EXERCISE MATERIAL
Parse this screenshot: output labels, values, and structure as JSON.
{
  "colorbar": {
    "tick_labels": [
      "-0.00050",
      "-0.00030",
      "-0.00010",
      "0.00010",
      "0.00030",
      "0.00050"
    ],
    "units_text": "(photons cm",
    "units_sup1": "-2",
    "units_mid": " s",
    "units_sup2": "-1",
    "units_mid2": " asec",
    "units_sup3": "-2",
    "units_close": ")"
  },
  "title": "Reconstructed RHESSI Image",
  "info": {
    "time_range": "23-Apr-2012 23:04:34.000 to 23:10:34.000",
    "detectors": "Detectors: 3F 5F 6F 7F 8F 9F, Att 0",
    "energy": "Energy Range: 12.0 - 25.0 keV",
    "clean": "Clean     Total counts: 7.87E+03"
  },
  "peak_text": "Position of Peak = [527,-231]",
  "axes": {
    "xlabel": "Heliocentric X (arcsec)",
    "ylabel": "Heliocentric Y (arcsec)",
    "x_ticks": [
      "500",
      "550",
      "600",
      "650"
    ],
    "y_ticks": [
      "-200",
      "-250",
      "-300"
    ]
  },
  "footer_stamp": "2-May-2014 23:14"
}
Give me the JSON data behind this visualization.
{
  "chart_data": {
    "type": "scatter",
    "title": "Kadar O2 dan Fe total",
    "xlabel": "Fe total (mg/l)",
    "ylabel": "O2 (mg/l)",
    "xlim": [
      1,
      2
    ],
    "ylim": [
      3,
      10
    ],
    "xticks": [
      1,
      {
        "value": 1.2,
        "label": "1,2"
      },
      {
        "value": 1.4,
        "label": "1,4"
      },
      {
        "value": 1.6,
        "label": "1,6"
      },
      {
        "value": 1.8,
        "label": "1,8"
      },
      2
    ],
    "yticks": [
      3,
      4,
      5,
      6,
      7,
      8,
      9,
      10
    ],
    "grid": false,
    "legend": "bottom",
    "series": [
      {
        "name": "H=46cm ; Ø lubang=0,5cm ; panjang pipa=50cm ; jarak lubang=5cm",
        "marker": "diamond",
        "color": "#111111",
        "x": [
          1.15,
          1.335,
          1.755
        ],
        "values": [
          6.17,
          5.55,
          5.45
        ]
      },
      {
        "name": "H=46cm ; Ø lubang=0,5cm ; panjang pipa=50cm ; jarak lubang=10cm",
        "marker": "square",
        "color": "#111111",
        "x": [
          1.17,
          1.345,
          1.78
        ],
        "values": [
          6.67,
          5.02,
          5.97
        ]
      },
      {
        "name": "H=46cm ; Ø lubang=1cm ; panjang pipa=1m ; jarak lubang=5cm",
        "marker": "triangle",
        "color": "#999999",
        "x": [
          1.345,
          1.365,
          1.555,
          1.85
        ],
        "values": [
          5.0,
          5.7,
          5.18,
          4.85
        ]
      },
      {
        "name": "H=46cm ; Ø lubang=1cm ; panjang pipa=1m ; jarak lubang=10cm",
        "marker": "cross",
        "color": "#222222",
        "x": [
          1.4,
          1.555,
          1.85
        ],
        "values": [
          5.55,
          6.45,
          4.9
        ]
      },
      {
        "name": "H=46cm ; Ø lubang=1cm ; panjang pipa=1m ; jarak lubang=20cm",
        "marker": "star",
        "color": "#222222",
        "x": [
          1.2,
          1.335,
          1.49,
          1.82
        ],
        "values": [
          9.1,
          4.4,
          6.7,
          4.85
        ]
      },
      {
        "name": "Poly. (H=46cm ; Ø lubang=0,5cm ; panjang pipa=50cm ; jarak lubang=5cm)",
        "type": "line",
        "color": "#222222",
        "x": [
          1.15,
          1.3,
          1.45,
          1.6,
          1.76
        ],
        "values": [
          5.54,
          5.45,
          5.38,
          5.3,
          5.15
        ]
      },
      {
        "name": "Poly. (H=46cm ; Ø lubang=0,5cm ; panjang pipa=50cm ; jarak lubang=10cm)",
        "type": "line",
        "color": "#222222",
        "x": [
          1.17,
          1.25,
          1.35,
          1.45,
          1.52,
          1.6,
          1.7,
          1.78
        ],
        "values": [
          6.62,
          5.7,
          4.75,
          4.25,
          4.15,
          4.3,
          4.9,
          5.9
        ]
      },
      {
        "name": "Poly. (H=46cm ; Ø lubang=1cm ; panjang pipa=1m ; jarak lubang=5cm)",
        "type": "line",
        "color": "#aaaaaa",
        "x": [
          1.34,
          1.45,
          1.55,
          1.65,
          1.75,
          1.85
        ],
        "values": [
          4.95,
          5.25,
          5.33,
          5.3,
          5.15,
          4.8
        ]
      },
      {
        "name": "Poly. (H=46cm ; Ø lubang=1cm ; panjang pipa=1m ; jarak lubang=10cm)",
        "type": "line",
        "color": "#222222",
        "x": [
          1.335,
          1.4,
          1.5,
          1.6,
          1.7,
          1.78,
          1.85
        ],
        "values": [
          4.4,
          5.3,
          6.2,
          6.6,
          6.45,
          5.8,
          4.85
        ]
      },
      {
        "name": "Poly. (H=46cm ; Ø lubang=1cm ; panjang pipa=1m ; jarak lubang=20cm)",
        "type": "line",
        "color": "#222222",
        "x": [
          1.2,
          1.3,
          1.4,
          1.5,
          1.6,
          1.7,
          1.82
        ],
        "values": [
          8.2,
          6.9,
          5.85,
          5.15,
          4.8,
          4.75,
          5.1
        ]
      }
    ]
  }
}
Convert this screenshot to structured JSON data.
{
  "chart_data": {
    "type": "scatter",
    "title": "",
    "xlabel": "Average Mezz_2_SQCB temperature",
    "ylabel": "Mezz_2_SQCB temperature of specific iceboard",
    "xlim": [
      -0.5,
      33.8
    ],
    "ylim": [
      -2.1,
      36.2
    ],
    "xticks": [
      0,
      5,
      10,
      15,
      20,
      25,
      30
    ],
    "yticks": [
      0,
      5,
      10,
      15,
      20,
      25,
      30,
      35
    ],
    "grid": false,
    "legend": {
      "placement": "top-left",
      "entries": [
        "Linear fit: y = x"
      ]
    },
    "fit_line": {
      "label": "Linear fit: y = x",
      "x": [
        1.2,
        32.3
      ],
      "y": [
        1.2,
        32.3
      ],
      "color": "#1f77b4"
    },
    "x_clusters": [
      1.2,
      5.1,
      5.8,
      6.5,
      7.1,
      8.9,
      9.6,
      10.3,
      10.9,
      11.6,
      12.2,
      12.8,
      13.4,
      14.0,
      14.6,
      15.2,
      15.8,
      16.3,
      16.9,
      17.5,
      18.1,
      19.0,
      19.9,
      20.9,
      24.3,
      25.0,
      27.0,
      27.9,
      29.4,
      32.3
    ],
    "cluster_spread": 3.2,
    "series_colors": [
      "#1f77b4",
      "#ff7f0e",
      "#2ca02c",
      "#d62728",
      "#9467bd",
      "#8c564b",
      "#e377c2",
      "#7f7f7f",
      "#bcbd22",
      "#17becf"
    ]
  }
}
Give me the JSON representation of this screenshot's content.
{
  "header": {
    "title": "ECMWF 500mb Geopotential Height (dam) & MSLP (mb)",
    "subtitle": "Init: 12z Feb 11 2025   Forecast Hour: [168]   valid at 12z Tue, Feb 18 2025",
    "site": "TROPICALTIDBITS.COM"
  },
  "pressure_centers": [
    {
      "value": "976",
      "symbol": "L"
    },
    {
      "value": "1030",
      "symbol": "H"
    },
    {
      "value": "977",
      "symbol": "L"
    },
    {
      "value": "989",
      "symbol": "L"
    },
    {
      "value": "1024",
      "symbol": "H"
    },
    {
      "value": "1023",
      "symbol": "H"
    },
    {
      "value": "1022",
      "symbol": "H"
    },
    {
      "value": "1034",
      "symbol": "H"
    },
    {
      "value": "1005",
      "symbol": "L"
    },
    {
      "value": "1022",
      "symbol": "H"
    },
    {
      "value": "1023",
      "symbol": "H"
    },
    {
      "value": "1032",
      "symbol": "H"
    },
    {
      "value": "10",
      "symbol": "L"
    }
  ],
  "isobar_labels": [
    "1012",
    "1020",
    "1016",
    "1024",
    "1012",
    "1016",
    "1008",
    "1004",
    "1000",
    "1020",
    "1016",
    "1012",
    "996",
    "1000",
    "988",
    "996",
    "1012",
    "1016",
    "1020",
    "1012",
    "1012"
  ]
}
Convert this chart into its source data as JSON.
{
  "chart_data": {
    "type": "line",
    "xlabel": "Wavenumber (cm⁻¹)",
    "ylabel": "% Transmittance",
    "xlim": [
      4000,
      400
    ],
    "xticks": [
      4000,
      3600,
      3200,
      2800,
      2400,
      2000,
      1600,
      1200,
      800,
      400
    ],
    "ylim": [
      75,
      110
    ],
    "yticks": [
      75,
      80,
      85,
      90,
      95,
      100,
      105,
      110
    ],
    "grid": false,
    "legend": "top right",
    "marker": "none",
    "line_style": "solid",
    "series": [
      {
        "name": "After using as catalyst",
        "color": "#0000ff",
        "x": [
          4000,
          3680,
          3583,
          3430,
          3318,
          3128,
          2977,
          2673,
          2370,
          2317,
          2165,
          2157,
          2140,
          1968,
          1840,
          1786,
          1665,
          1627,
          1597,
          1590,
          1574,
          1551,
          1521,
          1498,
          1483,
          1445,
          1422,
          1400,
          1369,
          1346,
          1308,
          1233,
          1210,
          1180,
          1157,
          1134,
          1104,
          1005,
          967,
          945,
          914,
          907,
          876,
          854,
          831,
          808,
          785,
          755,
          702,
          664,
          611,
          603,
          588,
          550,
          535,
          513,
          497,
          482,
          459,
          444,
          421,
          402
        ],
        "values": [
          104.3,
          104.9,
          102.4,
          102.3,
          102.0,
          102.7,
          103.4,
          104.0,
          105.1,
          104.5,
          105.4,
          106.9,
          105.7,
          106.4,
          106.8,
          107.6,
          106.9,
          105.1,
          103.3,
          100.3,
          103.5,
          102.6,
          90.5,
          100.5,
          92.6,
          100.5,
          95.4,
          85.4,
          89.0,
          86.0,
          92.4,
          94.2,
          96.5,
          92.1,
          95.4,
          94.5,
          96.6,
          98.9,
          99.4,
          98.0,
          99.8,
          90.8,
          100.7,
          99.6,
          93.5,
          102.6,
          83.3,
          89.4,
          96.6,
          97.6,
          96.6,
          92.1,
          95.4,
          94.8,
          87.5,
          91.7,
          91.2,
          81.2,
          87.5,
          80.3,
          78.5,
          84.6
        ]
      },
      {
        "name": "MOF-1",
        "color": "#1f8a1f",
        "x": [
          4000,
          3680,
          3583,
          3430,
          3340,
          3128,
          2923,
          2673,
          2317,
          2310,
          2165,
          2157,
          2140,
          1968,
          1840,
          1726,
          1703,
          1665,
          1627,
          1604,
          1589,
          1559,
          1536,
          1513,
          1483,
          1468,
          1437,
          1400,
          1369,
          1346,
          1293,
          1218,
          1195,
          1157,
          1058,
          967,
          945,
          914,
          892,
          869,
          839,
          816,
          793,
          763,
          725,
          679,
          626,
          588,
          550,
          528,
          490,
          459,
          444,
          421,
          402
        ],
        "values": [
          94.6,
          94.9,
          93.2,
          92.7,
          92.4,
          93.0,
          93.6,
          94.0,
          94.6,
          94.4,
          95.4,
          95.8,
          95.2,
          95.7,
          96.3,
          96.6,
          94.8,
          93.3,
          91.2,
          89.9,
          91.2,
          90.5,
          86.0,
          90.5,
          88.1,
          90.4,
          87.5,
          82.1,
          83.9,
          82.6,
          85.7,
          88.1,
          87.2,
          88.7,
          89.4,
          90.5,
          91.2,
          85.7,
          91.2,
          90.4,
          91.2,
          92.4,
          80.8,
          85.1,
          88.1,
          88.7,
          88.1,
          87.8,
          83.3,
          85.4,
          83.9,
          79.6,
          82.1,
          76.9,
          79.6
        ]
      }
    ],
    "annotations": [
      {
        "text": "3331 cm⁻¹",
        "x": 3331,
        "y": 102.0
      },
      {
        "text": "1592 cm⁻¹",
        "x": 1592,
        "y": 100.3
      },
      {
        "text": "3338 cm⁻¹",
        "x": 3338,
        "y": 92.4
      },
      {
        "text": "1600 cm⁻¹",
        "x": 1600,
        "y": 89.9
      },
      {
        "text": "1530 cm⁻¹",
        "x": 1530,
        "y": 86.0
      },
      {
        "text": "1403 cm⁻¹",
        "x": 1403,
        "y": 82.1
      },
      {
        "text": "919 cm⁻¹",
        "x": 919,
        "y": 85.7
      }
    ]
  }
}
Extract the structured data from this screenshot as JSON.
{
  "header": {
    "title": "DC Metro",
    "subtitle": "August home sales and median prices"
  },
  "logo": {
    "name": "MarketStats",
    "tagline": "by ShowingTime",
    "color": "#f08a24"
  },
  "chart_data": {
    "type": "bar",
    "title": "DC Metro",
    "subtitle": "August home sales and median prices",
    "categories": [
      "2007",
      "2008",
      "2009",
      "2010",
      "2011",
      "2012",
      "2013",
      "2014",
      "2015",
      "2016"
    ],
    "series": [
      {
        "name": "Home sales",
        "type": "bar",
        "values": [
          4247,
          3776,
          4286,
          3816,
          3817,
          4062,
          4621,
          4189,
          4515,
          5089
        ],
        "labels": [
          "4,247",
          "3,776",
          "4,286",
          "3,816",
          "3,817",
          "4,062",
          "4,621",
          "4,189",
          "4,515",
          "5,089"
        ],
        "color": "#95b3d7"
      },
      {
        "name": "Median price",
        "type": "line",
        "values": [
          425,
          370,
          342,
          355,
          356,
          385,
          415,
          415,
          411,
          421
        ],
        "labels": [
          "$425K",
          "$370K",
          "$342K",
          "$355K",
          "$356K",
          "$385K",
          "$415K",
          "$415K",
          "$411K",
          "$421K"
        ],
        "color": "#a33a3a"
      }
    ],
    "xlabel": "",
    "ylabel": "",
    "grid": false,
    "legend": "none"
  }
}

TASK DETAILS
Report each line in the data that holds the word "screenshot".

RESPONSE TO THIS EXERCISE
Parse this screenshot: output labels, values, and structure as JSON.
Convert this screenshot to structured JSON data.
Give me the JSON representation of this screenshot's content.
Extract the structured data from this screenshot as JSON.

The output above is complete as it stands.